(Saved entries)
>>

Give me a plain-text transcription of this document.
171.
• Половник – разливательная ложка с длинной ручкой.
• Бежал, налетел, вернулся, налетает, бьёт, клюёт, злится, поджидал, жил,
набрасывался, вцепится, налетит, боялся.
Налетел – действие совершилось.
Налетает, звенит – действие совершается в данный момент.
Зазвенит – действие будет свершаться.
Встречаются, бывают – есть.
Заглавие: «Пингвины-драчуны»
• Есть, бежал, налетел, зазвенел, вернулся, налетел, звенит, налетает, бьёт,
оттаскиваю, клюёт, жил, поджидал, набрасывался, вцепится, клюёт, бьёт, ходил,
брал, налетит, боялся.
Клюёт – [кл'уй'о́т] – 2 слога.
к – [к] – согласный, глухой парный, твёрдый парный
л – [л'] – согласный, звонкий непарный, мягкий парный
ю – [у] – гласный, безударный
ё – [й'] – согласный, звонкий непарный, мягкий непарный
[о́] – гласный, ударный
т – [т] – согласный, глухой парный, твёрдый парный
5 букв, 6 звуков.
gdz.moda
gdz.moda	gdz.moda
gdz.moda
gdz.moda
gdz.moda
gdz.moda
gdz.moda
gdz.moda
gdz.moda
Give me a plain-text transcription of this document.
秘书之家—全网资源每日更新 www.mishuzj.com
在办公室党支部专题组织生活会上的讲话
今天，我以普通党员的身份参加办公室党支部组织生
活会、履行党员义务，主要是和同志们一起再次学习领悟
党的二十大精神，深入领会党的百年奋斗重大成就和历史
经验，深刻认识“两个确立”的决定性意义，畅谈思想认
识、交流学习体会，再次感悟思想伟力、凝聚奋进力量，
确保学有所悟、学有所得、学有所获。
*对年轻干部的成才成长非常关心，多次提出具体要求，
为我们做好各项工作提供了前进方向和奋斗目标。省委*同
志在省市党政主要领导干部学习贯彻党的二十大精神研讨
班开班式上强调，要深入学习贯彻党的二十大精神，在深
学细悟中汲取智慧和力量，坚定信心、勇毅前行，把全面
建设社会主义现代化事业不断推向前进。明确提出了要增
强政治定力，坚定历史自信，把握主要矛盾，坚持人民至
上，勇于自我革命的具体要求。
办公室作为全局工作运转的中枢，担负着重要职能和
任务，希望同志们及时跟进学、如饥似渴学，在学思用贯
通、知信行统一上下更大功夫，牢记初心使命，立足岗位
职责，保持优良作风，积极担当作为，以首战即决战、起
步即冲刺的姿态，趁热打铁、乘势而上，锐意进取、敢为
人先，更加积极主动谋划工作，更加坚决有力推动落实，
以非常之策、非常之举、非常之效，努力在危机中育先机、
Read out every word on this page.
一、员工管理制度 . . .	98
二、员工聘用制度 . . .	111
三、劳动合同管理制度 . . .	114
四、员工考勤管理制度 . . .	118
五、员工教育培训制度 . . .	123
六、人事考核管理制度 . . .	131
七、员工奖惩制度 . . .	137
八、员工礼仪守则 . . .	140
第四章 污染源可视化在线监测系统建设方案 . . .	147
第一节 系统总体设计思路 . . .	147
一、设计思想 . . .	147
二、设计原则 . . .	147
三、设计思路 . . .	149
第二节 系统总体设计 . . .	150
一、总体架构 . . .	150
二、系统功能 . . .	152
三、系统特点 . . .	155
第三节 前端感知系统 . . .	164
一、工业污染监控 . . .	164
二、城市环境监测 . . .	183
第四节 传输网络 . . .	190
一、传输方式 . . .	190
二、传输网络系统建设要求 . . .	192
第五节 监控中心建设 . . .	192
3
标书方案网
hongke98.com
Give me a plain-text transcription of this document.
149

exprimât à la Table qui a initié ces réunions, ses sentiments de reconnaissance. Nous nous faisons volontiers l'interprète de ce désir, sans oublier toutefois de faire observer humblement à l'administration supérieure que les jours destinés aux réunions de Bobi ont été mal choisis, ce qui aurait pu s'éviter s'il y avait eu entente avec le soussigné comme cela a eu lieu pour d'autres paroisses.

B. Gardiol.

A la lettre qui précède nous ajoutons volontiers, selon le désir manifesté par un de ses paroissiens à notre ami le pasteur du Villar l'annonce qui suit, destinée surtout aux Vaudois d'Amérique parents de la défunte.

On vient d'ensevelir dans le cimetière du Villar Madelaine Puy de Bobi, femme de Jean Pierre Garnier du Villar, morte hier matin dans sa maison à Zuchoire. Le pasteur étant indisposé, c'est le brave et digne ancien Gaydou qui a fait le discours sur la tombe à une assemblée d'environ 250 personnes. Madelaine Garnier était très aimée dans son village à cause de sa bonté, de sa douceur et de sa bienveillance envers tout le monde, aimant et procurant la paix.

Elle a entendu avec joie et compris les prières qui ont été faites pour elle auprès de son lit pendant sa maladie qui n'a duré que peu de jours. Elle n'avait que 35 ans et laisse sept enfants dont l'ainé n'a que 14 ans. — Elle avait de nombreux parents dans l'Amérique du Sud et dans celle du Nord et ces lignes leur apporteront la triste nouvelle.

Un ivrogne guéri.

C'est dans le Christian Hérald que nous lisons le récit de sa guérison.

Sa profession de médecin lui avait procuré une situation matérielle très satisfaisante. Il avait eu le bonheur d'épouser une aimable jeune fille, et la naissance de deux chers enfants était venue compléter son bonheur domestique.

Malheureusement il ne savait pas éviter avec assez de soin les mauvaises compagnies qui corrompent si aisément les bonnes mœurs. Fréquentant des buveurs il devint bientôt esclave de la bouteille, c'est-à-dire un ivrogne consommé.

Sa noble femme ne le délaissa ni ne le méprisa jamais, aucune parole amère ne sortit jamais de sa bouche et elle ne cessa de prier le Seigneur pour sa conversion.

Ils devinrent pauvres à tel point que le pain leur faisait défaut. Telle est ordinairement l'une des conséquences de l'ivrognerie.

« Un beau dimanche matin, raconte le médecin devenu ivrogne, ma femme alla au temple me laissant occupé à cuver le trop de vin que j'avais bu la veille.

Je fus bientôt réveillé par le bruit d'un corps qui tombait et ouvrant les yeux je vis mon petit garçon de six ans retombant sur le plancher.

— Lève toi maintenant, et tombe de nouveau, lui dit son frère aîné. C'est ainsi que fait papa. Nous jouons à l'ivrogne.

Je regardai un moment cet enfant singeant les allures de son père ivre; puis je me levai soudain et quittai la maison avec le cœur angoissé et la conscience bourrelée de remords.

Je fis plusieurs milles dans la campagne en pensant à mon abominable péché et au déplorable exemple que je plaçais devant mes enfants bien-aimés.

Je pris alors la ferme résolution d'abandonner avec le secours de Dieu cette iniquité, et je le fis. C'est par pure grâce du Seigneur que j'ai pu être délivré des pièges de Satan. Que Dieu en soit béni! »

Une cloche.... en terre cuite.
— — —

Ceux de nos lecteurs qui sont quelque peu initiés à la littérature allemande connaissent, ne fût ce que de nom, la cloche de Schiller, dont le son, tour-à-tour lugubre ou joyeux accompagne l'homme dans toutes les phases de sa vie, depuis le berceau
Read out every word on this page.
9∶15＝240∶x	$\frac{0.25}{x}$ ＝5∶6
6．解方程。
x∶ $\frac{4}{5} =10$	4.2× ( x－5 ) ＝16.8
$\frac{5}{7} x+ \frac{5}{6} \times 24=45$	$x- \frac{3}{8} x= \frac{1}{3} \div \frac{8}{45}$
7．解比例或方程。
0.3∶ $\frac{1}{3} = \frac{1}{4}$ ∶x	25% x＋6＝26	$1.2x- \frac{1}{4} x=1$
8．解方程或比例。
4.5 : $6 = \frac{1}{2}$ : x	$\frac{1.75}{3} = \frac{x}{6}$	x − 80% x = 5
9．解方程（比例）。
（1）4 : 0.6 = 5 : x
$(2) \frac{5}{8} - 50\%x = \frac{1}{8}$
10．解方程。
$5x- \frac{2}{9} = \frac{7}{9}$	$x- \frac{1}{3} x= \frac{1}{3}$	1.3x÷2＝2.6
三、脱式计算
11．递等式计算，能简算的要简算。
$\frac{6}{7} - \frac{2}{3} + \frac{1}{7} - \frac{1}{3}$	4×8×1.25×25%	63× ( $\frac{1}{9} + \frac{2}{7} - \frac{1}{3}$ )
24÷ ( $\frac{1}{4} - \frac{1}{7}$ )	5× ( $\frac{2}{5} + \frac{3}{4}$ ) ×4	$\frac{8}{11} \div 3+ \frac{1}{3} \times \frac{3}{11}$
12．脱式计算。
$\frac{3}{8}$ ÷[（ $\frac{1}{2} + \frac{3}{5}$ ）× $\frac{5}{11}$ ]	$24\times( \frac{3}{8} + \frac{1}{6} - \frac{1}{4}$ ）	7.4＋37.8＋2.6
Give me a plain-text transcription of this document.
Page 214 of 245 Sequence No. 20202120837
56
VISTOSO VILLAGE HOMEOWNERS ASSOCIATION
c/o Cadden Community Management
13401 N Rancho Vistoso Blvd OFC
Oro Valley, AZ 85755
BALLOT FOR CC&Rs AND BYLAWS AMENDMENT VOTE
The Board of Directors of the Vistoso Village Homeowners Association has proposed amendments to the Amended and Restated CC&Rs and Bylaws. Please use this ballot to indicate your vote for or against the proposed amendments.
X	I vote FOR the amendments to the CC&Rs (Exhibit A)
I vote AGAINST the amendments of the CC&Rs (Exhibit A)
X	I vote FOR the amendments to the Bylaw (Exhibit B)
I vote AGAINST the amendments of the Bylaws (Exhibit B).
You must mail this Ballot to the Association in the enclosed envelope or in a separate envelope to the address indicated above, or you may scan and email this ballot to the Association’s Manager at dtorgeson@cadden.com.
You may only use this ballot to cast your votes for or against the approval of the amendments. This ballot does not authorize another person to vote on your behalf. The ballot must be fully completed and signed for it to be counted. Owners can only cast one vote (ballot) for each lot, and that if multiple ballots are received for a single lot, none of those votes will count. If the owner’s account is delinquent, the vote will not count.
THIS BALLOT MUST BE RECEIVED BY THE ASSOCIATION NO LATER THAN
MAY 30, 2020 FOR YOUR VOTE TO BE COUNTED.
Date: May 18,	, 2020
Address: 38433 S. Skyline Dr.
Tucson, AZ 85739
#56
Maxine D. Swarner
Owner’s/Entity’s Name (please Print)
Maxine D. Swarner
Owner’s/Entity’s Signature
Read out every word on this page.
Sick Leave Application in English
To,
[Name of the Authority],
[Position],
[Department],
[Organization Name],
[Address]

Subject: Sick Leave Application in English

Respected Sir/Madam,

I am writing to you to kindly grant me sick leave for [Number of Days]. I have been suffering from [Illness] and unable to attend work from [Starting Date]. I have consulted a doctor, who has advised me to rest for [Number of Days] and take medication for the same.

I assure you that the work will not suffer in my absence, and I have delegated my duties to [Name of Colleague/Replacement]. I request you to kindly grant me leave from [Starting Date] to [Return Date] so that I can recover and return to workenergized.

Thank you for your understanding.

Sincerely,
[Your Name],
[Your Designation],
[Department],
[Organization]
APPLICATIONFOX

<<

◆ Your goal: Copy every line that includes the string "Name" from the material above.

◆ Task solution:
Owner’s/Entity’s Name (please Print)
[Name of the Authority],
[Organization Name],
I assure you that the work will not suffer in my absence, and I have delegated my duties to [Name of Colleague/Replacement]. I request you to kindly grant me leave from [Starting Date] to [Return Date] so that I can recover and return to workenergized.
[Your Name],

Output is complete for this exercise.